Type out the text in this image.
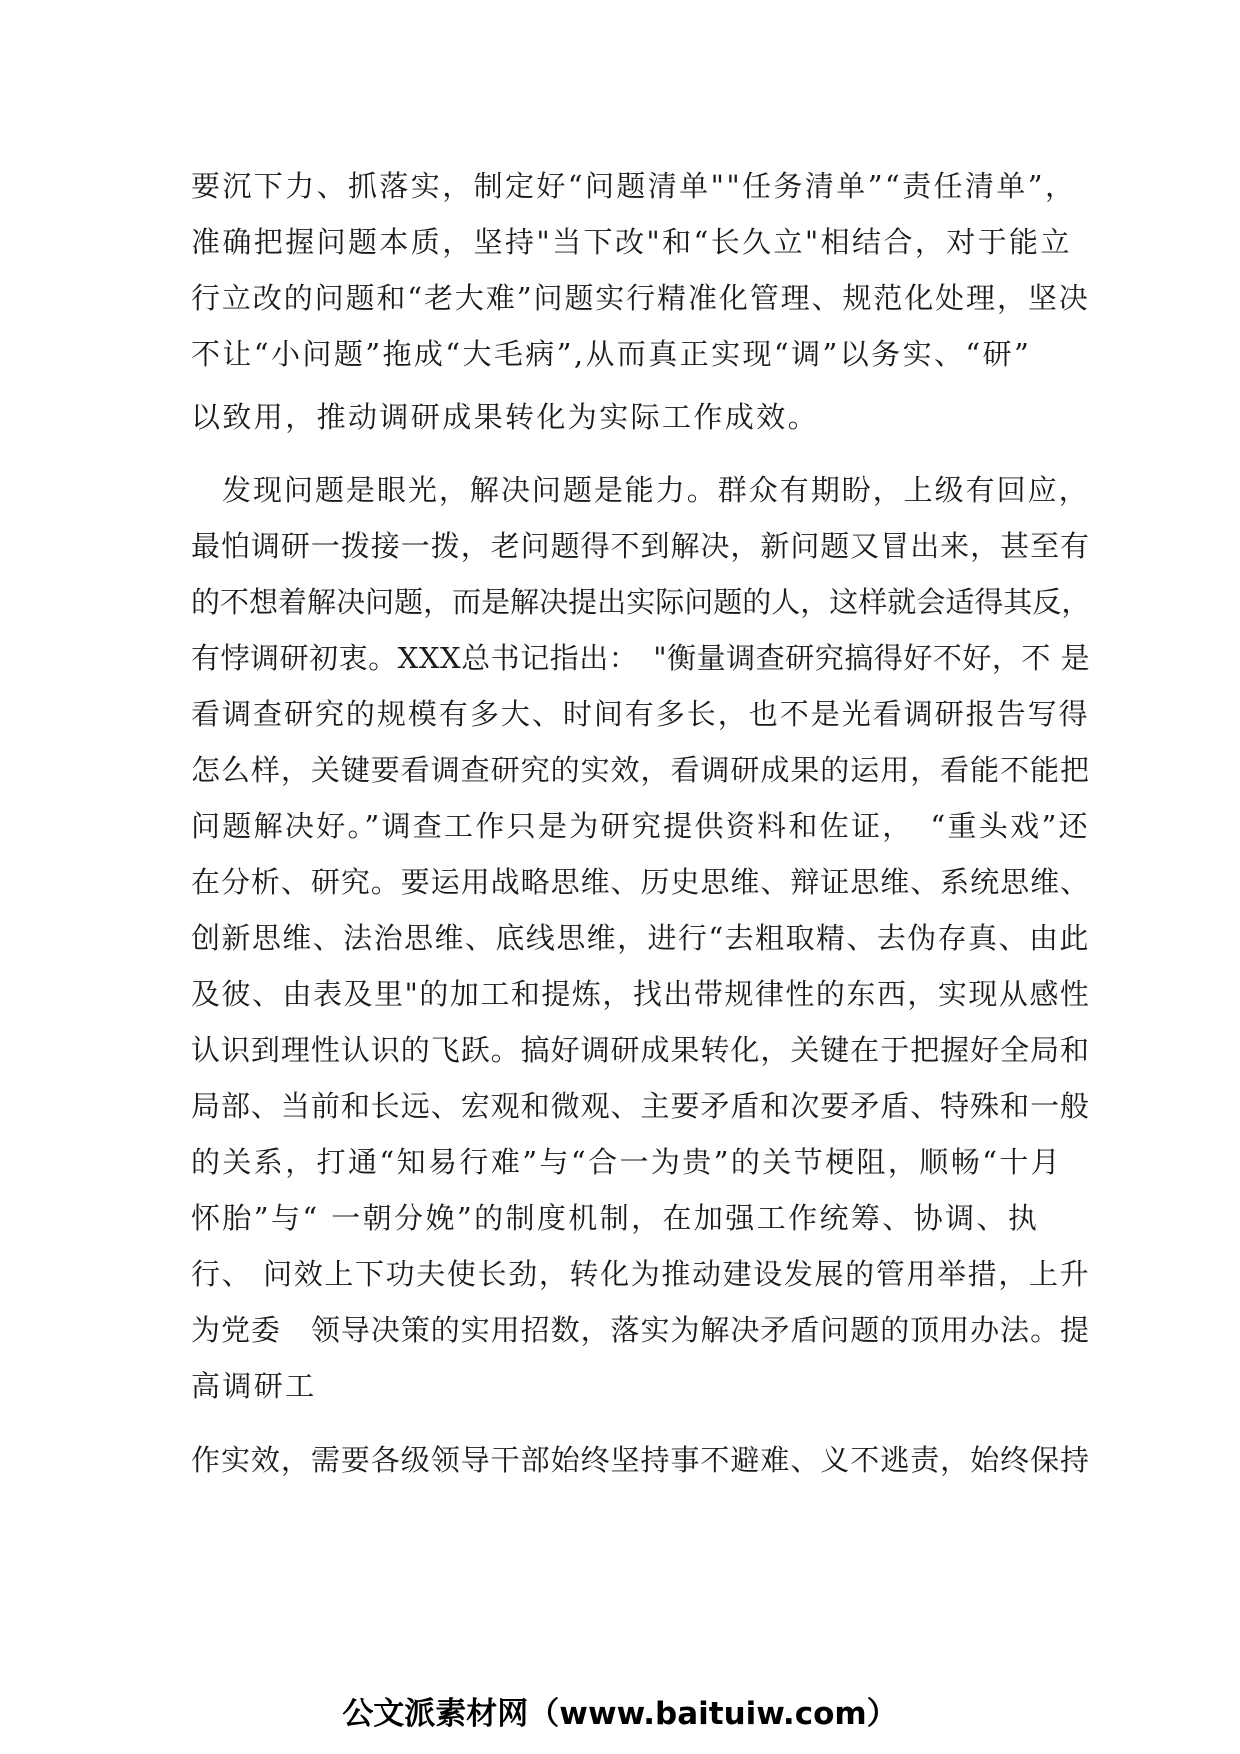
要沉下力、抓落实，制定好“问题清单""任务清单”“责任清单”，
准确把握问题本质，坚持"当下改"和“长久立"相结合，对于能立
行立改的问题和“老大难”问题实行精准化管理、规范化处理，坚决
不让“小问题”拖成“大毛病”,从而真正实现“调”以务实、“研”
以致用，推动调研成果转化为实际工作成效。
　发现问题是眼光，解决问题是能力。群众有期盼，上级有回应，
最怕调研一拨接一拨，老问题得不到解决，新问题又冒出来，甚至有
的不想着解决问题，而是解决提出实际问题的人，这样就会适得其反，
有悖调研初衷。XXX总书记指出：　"衡量调查研究搞得好不好，不 是
看调查研究的规模有多大、时间有多长，也不是光看调研报告写得
怎么样，关键要看调查研究的实效，看调研成果的运用，看能不能把
问题解决好。”调查工作只是为研究提供资料和佐证，　“重头戏”还
在分析、研究。要运用战略思维、历史思维、辩证思维、系统思维、
创新思维、法治思维、底线思维，进行“去粗取精、去伪存真、由此
及彼、由表及里"的加工和提炼，找出带规律性的东西，实现从感性
认识到理性认识的飞跃。搞好调研成果转化，关键在于把握好全局和
局部、当前和长远、宏观和微观、主要矛盾和次要矛盾、特殊和一般
的关系，打通“知易行难”与“合一为贵”的关节梗阻，顺畅“十月
怀胎”与“ 一朝分娩”的制度机制，在加强工作统筹、协调、执
行、 问效上下功夫使长劲，转化为推动建设发展的管用举措，上升
为党委　领导决策的实用招数，落实为解决矛盾问题的顶用办法。提
高调研工
作实效，需要各级领导干部始终坚持事不避难、义不逃责，始终保持
公文派素材网（www.baituiw.com）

*Instructions for the task*
Every line above should be returned word for word, with the pictures left behind.

*Solution for this problem*
Type out the text in this image.
要沉下力、抓落实，制定好“问题清单""任务清单”“责任清单”，
准确把握问题本质，坚持"当下改"和“长久立"相结合，对于能立
行立改的问题和“老大难”问题实行精准化管理、规范化处理，坚决
不让“小问题”拖成“大毛病”,从而真正实现“调”以务实、“研”
以致用，推动调研成果转化为实际工作成效。
　发现问题是眼光，解决问题是能力。群众有期盼，上级有回应，
最怕调研一拨接一拨，老问题得不到解决，新问题又冒出来，甚至有
的不想着解决问题，而是解决提出实际问题的人，这样就会适得其反，
有悖调研初衷。XXX总书记指出：　"衡量调查研究搞得好不好，不 是
看调查研究的规模有多大、时间有多长，也不是光看调研报告写得
怎么样，关键要看调查研究的实效，看调研成果的运用，看能不能把
问题解决好。”调查工作只是为研究提供资料和佐证，　“重头戏”还
在分析、研究。要运用战略思维、历史思维、辩证思维、系统思维、
创新思维、法治思维、底线思维，进行“去粗取精、去伪存真、由此
及彼、由表及里"的加工和提炼，找出带规律性的东西，实现从感性
认识到理性认识的飞跃。搞好调研成果转化，关键在于把握好全局和
局部、当前和长远、宏观和微观、主要矛盾和次要矛盾、特殊和一般
的关系，打通“知易行难”与“合一为贵”的关节梗阻，顺畅“十月
怀胎”与“ 一朝分娩”的制度机制，在加强工作统筹、协调、执
行、 问效上下功夫使长劲，转化为推动建设发展的管用举措，上升
为党委　领导决策的实用招数，落实为解决矛盾问题的顶用办法。提
高调研工
作实效，需要各级领导干部始终坚持事不避难、义不逃责，始终保持
公文派素材网（www.baituiw.com）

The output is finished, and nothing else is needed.